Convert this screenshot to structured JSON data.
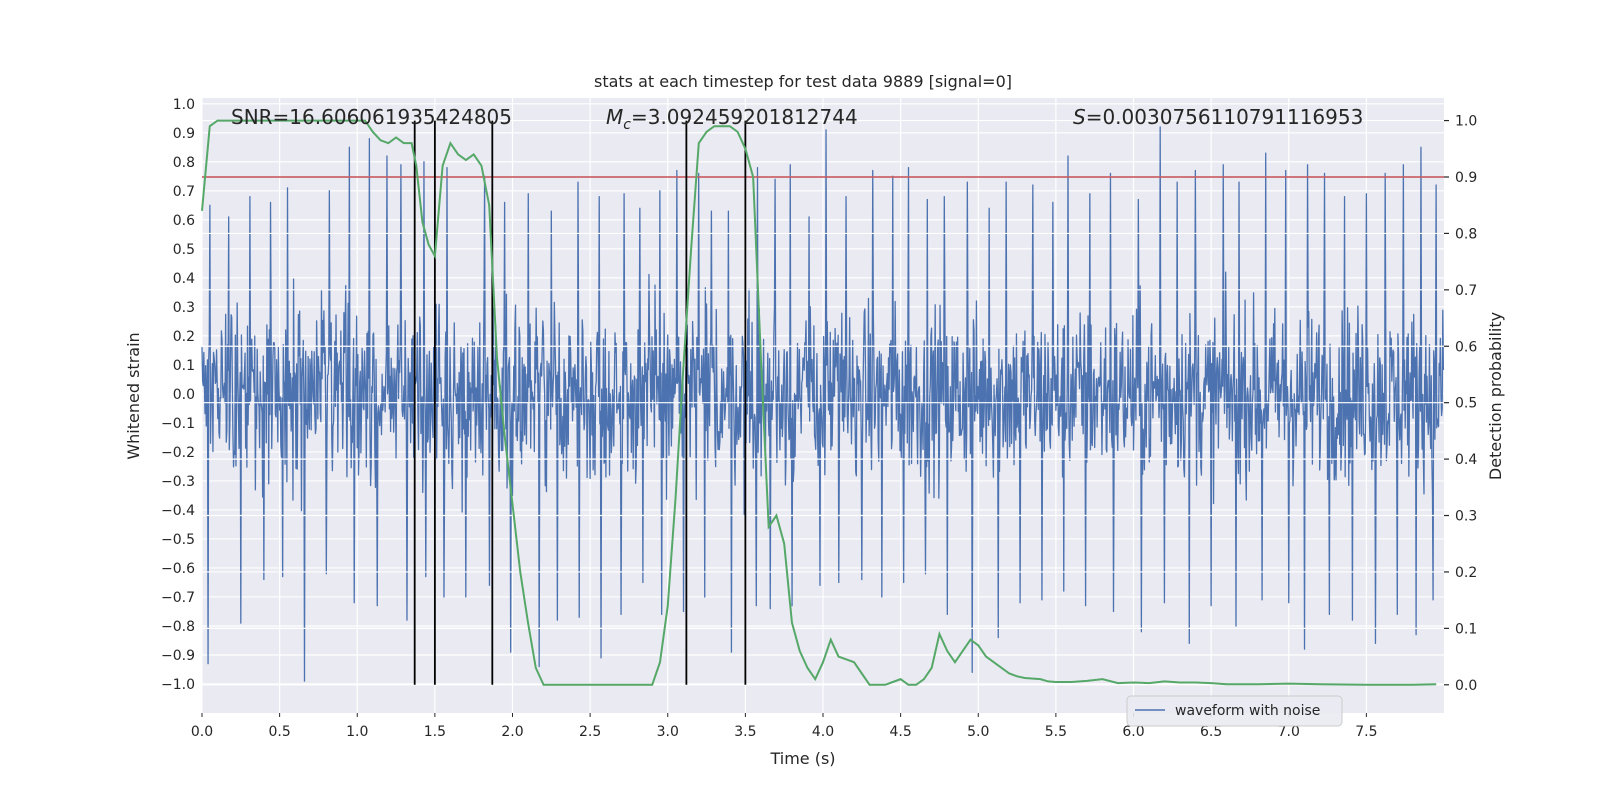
{
  "chart_data": {
    "type": "line",
    "title": "stats at each timestep for test data 9889 [signal=0]",
    "xlabel": "Time (s)",
    "ylabel": "Whitened strain",
    "ylabel_right": "Detection probability",
    "xlim": [
      0.0,
      8.0
    ],
    "ylim": [
      -1.1,
      1.02
    ],
    "ylim_right": [
      -0.05,
      1.04
    ],
    "xticks": [
      0.0,
      0.5,
      1.0,
      1.5,
      2.0,
      2.5,
      3.0,
      3.5,
      4.0,
      4.5,
      5.0,
      5.5,
      6.0,
      6.5,
      7.0,
      7.5
    ],
    "xtick_labels": [
      "0.0",
      "0.5",
      "1.0",
      "1.5",
      "2.0",
      "2.5",
      "3.0",
      "3.5",
      "4.0",
      "4.5",
      "5.0",
      "5.5",
      "6.0",
      "6.5",
      "7.0",
      "7.5"
    ],
    "yticks": [
      1.0,
      0.9,
      0.8,
      0.7,
      0.6,
      0.5,
      0.4,
      0.3,
      0.2,
      0.1,
      0.0,
      -0.1,
      -0.2,
      -0.3,
      -0.4,
      -0.5,
      -0.6,
      -0.7,
      -0.8,
      -0.9,
      -1.0
    ],
    "ytick_labels": [
      "1.0",
      "0.9",
      "0.8",
      "0.7",
      "0.6",
      "0.5",
      "0.4",
      "0.3",
      "0.2",
      "0.1",
      "0.0",
      "−0.1",
      "−0.2",
      "−0.3",
      "−0.4",
      "−0.5",
      "−0.6",
      "−0.7",
      "−0.8",
      "−0.9",
      "−1.0"
    ],
    "yticks_right": [
      1.0,
      0.9,
      0.8,
      0.7,
      0.6,
      0.5,
      0.4,
      0.3,
      0.2,
      0.1,
      0.0
    ],
    "ytick_labels_right": [
      "1.0",
      "0.9",
      "0.8",
      "0.7",
      "0.6",
      "0.5",
      "0.4",
      "0.3",
      "0.2",
      "0.1",
      "0.0"
    ],
    "annotations": {
      "snr": "SNR=16.606061935424805",
      "mc_symbol": "M",
      "mc_sub": "c",
      "mc_value": "=3.092459201812744",
      "s_symbol": "S",
      "s_value": "=0.0030756110791116953"
    },
    "legend": {
      "label": "waveform with noise",
      "position": "lower-right"
    },
    "threshold": {
      "value_right": 0.9,
      "color": "#c44e52"
    },
    "vertical_lines": [
      1.37,
      1.5,
      1.87,
      3.12,
      3.5
    ],
    "vertical_lines_ymax_right": 1.0,
    "waveform": {
      "name": "waveform with noise",
      "color": "#4c72b0",
      "duration": 8.0,
      "n_samples": 2048,
      "seed": 9889,
      "envelope": 0.45,
      "spikes_up": [
        {
          "t": 0.05,
          "v": 0.65
        },
        {
          "t": 0.17,
          "v": 0.61
        },
        {
          "t": 0.31,
          "v": 0.68
        },
        {
          "t": 0.44,
          "v": 0.66
        },
        {
          "t": 0.55,
          "v": 0.71
        },
        {
          "t": 0.66,
          "v": 0.82
        },
        {
          "t": 0.82,
          "v": 0.7
        },
        {
          "t": 0.95,
          "v": 0.85
        },
        {
          "t": 1.08,
          "v": 0.88
        },
        {
          "t": 1.19,
          "v": 0.82
        },
        {
          "t": 1.28,
          "v": 0.79
        },
        {
          "t": 1.43,
          "v": 0.8
        },
        {
          "t": 1.58,
          "v": 0.78
        },
        {
          "t": 1.7,
          "v": 0.84
        },
        {
          "t": 1.82,
          "v": 0.75
        },
        {
          "t": 1.95,
          "v": 0.66
        },
        {
          "t": 2.1,
          "v": 0.69
        },
        {
          "t": 2.25,
          "v": 0.63
        },
        {
          "t": 2.42,
          "v": 0.73
        },
        {
          "t": 2.56,
          "v": 0.68
        },
        {
          "t": 2.72,
          "v": 0.69
        },
        {
          "t": 2.82,
          "v": 0.64
        },
        {
          "t": 2.95,
          "v": 0.7
        },
        {
          "t": 3.06,
          "v": 0.77
        },
        {
          "t": 3.2,
          "v": 0.76
        },
        {
          "t": 3.28,
          "v": 0.63
        },
        {
          "t": 3.39,
          "v": 0.63
        },
        {
          "t": 3.58,
          "v": 0.78
        },
        {
          "t": 3.69,
          "v": 0.74
        },
        {
          "t": 3.79,
          "v": 0.79
        },
        {
          "t": 3.91,
          "v": 0.61
        },
        {
          "t": 4.02,
          "v": 0.91
        },
        {
          "t": 4.15,
          "v": 0.68
        },
        {
          "t": 4.32,
          "v": 0.77
        },
        {
          "t": 4.45,
          "v": 0.75
        },
        {
          "t": 4.55,
          "v": 0.78
        },
        {
          "t": 4.67,
          "v": 0.67
        },
        {
          "t": 4.78,
          "v": 0.68
        },
        {
          "t": 4.93,
          "v": 0.73
        },
        {
          "t": 5.07,
          "v": 0.64
        },
        {
          "t": 5.18,
          "v": 0.73
        },
        {
          "t": 5.35,
          "v": 0.72
        },
        {
          "t": 5.48,
          "v": 0.66
        },
        {
          "t": 5.58,
          "v": 0.82
        },
        {
          "t": 5.72,
          "v": 0.69
        },
        {
          "t": 5.85,
          "v": 0.76
        },
        {
          "t": 6.03,
          "v": 0.67
        },
        {
          "t": 6.17,
          "v": 0.92
        },
        {
          "t": 6.28,
          "v": 0.73
        },
        {
          "t": 6.4,
          "v": 0.77
        },
        {
          "t": 6.58,
          "v": 0.79
        },
        {
          "t": 6.68,
          "v": 0.73
        },
        {
          "t": 6.85,
          "v": 0.83
        },
        {
          "t": 6.98,
          "v": 0.77
        },
        {
          "t": 7.12,
          "v": 0.79
        },
        {
          "t": 7.23,
          "v": 0.76
        },
        {
          "t": 7.36,
          "v": 0.68
        },
        {
          "t": 7.5,
          "v": 0.69
        },
        {
          "t": 7.62,
          "v": 0.76
        },
        {
          "t": 7.74,
          "v": 0.79
        },
        {
          "t": 7.85,
          "v": 0.85
        },
        {
          "t": 7.95,
          "v": 0.72
        }
      ],
      "spikes_down": [
        {
          "t": 0.04,
          "v": -0.93
        },
        {
          "t": 0.25,
          "v": -0.79
        },
        {
          "t": 0.4,
          "v": -0.64
        },
        {
          "t": 0.52,
          "v": -0.63
        },
        {
          "t": 0.66,
          "v": -0.99
        },
        {
          "t": 0.8,
          "v": -0.62
        },
        {
          "t": 0.98,
          "v": -0.72
        },
        {
          "t": 1.13,
          "v": -0.73
        },
        {
          "t": 1.32,
          "v": -0.78
        },
        {
          "t": 1.44,
          "v": -0.63
        },
        {
          "t": 1.56,
          "v": -0.7
        },
        {
          "t": 1.7,
          "v": -0.7
        },
        {
          "t": 1.85,
          "v": -0.66
        },
        {
          "t": 1.99,
          "v": -0.89
        },
        {
          "t": 2.17,
          "v": -0.94
        },
        {
          "t": 2.29,
          "v": -0.78
        },
        {
          "t": 2.43,
          "v": -0.77
        },
        {
          "t": 2.57,
          "v": -0.91
        },
        {
          "t": 2.7,
          "v": -0.76
        },
        {
          "t": 2.84,
          "v": -0.65
        },
        {
          "t": 2.96,
          "v": -0.76
        },
        {
          "t": 3.1,
          "v": -0.75
        },
        {
          "t": 3.24,
          "v": -0.7
        },
        {
          "t": 3.41,
          "v": -0.89
        },
        {
          "t": 3.57,
          "v": -0.73
        },
        {
          "t": 3.66,
          "v": -0.74
        },
        {
          "t": 3.8,
          "v": -0.73
        },
        {
          "t": 3.98,
          "v": -0.66
        },
        {
          "t": 4.1,
          "v": -0.65
        },
        {
          "t": 4.25,
          "v": -0.64
        },
        {
          "t": 4.38,
          "v": -0.7
        },
        {
          "t": 4.52,
          "v": -0.65
        },
        {
          "t": 4.66,
          "v": -0.62
        },
        {
          "t": 4.8,
          "v": -0.76
        },
        {
          "t": 4.96,
          "v": -0.96
        },
        {
          "t": 5.13,
          "v": -0.84
        },
        {
          "t": 5.27,
          "v": -0.72
        },
        {
          "t": 5.41,
          "v": -0.71
        },
        {
          "t": 5.55,
          "v": -0.68
        },
        {
          "t": 5.69,
          "v": -0.73
        },
        {
          "t": 5.87,
          "v": -0.75
        },
        {
          "t": 6.05,
          "v": -0.82
        },
        {
          "t": 6.2,
          "v": -0.72
        },
        {
          "t": 6.36,
          "v": -0.86
        },
        {
          "t": 6.5,
          "v": -0.73
        },
        {
          "t": 6.66,
          "v": -0.8
        },
        {
          "t": 6.83,
          "v": -0.71
        },
        {
          "t": 7.0,
          "v": -0.72
        },
        {
          "t": 7.1,
          "v": -0.88
        },
        {
          "t": 7.26,
          "v": -0.76
        },
        {
          "t": 7.41,
          "v": -0.78
        },
        {
          "t": 7.56,
          "v": -0.86
        },
        {
          "t": 7.7,
          "v": -0.76
        },
        {
          "t": 7.82,
          "v": -0.83
        },
        {
          "t": 7.93,
          "v": -0.71
        }
      ]
    },
    "probability": {
      "color": "#55a868",
      "x": [
        0.0,
        0.05,
        0.1,
        0.15,
        0.2,
        0.3,
        0.4,
        0.5,
        0.6,
        0.7,
        0.8,
        0.9,
        1.0,
        1.05,
        1.1,
        1.15,
        1.2,
        1.25,
        1.3,
        1.35,
        1.38,
        1.42,
        1.46,
        1.5,
        1.55,
        1.6,
        1.65,
        1.7,
        1.75,
        1.8,
        1.85,
        1.9,
        1.95,
        2.0,
        2.05,
        2.1,
        2.15,
        2.2,
        2.25,
        2.4,
        2.6,
        2.8,
        2.85,
        2.9,
        2.95,
        3.0,
        3.05,
        3.1,
        3.15,
        3.2,
        3.25,
        3.3,
        3.4,
        3.45,
        3.5,
        3.55,
        3.6,
        3.65,
        3.7,
        3.75,
        3.8,
        3.85,
        3.9,
        3.95,
        4.0,
        4.05,
        4.1,
        4.2,
        4.25,
        4.3,
        4.35,
        4.4,
        4.5,
        4.55,
        4.6,
        4.65,
        4.7,
        4.75,
        4.8,
        4.85,
        4.9,
        4.95,
        5.0,
        5.05,
        5.1,
        5.2,
        5.25,
        5.3,
        5.4,
        5.45,
        5.5,
        5.6,
        5.7,
        5.8,
        5.9,
        6.0,
        6.1,
        6.2,
        6.3,
        6.4,
        6.5,
        6.6,
        6.8,
        7.0,
        7.2,
        7.5,
        7.8,
        7.95
      ],
      "y": [
        0.84,
        0.99,
        1.0,
        1.0,
        1.0,
        1.0,
        1.0,
        1.0,
        1.0,
        1.0,
        1.0,
        1.0,
        1.0,
        1.0,
        0.98,
        0.965,
        0.96,
        0.97,
        0.96,
        0.96,
        0.92,
        0.82,
        0.78,
        0.76,
        0.92,
        0.96,
        0.94,
        0.93,
        0.94,
        0.92,
        0.85,
        0.58,
        0.44,
        0.32,
        0.2,
        0.11,
        0.03,
        0.0,
        0.0,
        0.0,
        0.0,
        0.0,
        0.0,
        0.0,
        0.04,
        0.14,
        0.33,
        0.56,
        0.77,
        0.96,
        0.98,
        0.99,
        0.99,
        0.98,
        0.95,
        0.9,
        0.58,
        0.28,
        0.3,
        0.25,
        0.11,
        0.06,
        0.03,
        0.01,
        0.04,
        0.08,
        0.05,
        0.04,
        0.02,
        0.0,
        0.0,
        0.0,
        0.01,
        0.0,
        0.0,
        0.01,
        0.03,
        0.09,
        0.06,
        0.04,
        0.06,
        0.08,
        0.07,
        0.05,
        0.04,
        0.02,
        0.015,
        0.012,
        0.01,
        0.006,
        0.005,
        0.005,
        0.007,
        0.01,
        0.003,
        0.004,
        0.003,
        0.006,
        0.004,
        0.004,
        0.003,
        0.001,
        0.001,
        0.002,
        0.001,
        0.0,
        0.0,
        0.001
      ]
    }
  }
}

WHAT IS ASKED: Pull out every line of the records that includes the string "with".

RIGHT ANSWER:
      "label": "waveform with noise",
      "name": "waveform with noise",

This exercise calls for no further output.